* begin DATA PROVIDED *

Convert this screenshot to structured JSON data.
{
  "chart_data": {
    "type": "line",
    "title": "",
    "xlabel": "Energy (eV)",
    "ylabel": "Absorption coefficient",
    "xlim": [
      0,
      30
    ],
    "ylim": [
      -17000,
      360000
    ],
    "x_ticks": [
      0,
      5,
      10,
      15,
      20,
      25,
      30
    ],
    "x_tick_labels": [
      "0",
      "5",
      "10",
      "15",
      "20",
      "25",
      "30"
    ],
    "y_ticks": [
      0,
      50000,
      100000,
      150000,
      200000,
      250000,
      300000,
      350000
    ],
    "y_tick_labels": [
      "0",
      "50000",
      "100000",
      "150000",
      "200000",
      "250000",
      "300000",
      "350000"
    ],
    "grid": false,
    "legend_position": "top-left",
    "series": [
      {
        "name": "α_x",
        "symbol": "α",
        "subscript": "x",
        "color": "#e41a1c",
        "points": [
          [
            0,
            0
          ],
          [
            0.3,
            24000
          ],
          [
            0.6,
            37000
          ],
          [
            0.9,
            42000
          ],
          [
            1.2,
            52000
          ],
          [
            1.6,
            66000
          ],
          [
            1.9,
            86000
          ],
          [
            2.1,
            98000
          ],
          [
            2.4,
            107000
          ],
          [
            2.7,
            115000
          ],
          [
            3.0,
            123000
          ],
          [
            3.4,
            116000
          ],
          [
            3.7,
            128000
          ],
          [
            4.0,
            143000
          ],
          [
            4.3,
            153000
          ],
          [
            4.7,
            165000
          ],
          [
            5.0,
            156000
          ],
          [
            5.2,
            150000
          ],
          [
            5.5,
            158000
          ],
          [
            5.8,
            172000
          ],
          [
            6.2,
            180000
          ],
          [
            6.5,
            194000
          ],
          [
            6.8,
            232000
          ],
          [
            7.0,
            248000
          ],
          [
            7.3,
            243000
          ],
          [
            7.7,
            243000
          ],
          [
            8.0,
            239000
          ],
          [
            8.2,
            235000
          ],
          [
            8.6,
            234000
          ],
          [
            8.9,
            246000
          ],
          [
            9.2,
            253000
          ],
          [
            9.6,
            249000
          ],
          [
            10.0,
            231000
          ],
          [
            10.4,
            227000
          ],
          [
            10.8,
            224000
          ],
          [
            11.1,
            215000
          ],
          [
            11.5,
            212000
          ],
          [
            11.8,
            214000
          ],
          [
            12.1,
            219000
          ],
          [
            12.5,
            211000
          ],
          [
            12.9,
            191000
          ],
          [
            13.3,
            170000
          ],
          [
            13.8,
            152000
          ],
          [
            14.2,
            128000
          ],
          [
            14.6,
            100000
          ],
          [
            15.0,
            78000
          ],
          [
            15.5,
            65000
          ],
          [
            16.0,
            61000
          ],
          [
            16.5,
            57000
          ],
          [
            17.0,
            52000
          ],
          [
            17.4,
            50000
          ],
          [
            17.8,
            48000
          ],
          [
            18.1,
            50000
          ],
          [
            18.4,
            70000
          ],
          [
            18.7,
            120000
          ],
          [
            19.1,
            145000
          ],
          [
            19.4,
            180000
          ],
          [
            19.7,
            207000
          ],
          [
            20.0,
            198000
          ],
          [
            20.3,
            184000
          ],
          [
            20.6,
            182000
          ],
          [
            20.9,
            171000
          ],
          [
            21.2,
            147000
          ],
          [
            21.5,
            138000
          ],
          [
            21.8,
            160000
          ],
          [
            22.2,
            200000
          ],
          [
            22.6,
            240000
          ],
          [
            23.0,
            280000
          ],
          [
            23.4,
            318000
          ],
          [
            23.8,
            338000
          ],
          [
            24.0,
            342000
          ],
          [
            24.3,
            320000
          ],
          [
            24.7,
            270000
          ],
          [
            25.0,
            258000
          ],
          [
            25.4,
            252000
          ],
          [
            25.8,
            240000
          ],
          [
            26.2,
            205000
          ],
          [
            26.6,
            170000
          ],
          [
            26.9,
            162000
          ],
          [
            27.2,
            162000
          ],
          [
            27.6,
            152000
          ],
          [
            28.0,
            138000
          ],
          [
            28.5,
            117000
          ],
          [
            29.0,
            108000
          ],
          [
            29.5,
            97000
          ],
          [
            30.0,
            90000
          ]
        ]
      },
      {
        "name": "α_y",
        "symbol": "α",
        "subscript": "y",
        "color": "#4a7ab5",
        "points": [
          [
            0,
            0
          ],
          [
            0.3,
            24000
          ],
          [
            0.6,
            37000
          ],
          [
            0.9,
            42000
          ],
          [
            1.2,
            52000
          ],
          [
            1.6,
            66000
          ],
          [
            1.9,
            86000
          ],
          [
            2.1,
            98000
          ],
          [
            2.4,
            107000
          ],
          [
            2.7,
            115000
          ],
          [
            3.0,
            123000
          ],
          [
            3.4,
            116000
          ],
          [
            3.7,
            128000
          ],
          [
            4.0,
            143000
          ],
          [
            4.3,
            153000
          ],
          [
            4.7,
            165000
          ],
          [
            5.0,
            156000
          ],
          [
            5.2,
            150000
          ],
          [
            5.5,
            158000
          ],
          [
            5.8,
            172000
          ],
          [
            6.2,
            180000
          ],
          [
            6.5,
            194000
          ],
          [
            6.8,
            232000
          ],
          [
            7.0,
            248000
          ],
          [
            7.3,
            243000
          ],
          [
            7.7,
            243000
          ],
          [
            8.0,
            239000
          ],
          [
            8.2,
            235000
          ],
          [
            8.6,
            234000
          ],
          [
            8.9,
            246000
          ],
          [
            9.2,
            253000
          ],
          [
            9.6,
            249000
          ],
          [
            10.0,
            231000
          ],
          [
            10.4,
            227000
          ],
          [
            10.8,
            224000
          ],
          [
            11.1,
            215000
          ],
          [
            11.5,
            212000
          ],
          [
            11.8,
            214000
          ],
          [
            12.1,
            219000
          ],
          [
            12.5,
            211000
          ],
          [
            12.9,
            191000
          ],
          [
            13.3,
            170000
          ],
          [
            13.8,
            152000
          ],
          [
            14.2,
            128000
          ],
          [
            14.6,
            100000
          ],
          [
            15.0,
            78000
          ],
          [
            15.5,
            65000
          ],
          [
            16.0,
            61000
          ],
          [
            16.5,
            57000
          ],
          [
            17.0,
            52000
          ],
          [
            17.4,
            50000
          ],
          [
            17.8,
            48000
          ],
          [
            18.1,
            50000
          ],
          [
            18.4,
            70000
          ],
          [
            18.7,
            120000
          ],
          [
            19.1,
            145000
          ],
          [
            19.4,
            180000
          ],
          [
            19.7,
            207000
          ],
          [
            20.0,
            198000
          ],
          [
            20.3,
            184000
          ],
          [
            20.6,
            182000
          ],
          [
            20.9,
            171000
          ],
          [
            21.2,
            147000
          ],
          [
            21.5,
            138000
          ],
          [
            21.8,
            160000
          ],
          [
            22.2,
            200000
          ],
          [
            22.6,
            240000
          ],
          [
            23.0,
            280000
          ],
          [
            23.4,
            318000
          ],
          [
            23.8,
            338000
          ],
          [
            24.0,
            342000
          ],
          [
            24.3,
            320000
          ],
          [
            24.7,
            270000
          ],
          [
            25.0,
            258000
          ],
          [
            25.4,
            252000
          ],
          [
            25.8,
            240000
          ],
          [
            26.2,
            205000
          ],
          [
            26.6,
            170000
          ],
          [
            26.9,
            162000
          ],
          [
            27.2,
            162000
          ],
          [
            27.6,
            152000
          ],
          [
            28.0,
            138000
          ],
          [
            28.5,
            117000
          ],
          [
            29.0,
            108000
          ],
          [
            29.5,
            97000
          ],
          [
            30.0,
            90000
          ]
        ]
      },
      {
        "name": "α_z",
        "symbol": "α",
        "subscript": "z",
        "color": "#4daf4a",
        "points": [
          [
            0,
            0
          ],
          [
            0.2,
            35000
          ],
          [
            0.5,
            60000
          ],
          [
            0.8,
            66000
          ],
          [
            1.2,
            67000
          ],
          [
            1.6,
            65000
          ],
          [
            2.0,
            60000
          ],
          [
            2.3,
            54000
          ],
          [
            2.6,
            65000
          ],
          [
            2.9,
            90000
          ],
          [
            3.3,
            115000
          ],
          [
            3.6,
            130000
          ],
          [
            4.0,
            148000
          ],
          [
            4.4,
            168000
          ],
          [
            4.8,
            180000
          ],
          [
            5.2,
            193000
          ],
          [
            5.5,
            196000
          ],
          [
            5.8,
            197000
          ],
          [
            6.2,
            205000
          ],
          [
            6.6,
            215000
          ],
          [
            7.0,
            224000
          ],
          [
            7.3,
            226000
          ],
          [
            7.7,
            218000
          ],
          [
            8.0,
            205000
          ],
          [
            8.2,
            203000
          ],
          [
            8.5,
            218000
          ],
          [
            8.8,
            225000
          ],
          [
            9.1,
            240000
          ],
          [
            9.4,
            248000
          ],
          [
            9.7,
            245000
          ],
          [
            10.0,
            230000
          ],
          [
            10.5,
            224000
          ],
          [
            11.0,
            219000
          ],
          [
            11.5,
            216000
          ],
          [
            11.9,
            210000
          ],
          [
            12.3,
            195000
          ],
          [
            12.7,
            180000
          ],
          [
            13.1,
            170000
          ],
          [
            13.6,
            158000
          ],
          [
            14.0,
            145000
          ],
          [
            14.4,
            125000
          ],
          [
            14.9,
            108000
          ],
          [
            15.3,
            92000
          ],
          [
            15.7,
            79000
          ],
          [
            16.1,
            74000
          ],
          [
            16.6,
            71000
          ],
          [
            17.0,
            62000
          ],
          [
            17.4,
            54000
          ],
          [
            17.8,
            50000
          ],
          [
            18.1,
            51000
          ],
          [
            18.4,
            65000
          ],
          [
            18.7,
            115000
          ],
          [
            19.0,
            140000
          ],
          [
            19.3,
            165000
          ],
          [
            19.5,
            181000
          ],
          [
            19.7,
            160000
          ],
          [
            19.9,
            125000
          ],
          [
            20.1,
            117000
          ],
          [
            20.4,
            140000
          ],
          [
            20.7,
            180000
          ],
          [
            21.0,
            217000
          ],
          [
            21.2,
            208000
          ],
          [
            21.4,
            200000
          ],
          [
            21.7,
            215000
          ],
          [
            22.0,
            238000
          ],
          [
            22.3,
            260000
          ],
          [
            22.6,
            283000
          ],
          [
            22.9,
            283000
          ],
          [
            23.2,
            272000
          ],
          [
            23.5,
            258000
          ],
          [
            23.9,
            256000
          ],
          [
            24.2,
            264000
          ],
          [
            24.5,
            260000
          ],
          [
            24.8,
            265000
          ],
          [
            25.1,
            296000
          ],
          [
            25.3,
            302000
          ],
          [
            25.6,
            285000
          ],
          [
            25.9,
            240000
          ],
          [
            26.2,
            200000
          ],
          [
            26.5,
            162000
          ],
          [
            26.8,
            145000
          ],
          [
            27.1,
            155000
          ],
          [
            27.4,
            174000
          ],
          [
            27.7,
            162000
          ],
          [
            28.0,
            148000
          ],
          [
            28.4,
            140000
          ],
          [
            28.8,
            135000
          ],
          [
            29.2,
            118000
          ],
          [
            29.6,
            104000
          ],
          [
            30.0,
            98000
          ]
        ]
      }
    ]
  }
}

* end DATA PROVIDED *

WHAT YOU WILL DO: Using the listing above, pick out each line that contains the word "subscript", then copy it.

TASK SOLUTION:
        "subscript": "x",
        "subscript": "y",
        "subscript": "z",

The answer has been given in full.